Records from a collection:
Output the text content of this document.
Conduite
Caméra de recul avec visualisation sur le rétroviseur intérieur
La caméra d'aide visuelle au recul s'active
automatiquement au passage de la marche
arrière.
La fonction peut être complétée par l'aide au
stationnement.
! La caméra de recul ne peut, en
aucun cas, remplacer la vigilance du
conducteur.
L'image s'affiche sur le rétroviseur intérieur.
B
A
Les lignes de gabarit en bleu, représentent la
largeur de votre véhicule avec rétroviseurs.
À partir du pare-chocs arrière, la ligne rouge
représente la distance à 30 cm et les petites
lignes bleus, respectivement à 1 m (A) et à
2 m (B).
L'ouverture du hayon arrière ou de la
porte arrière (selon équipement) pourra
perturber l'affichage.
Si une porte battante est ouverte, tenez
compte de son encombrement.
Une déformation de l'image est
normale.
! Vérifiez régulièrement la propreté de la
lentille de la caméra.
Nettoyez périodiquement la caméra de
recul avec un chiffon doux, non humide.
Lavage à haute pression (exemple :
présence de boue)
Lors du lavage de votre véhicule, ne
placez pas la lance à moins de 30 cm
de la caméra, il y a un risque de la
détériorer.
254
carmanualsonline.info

**What is expected:** Write the entries again, exactly as they stand.

**Answer to this task:**
Output the text content of this document.
Conduite
Caméra de recul avec visualisation sur le rétroviseur intérieur
La caméra d'aide visuelle au recul s'active
automatiquement au passage de la marche
arrière.
La fonction peut être complétée par l'aide au
stationnement.
! La caméra de recul ne peut, en
aucun cas, remplacer la vigilance du
conducteur.
L'image s'affiche sur le rétroviseur intérieur.
B
A
Les lignes de gabarit en bleu, représentent la
largeur de votre véhicule avec rétroviseurs.
À partir du pare-chocs arrière, la ligne rouge
représente la distance à 30 cm et les petites
lignes bleus, respectivement à 1 m (A) et à
2 m (B).
L'ouverture du hayon arrière ou de la
porte arrière (selon équipement) pourra
perturber l'affichage.
Si une porte battante est ouverte, tenez
compte de son encombrement.
Une déformation de l'image est
normale.
! Vérifiez régulièrement la propreté de la
lentille de la caméra.
Nettoyez périodiquement la caméra de
recul avec un chiffon doux, non humide.
Lavage à haute pression (exemple :
présence de boue)
Lors du lavage de votre véhicule, ne
placez pas la lance à moins de 30 cm
de la caméra, il y a un risque de la
détériorer.
254
carmanualsonline.info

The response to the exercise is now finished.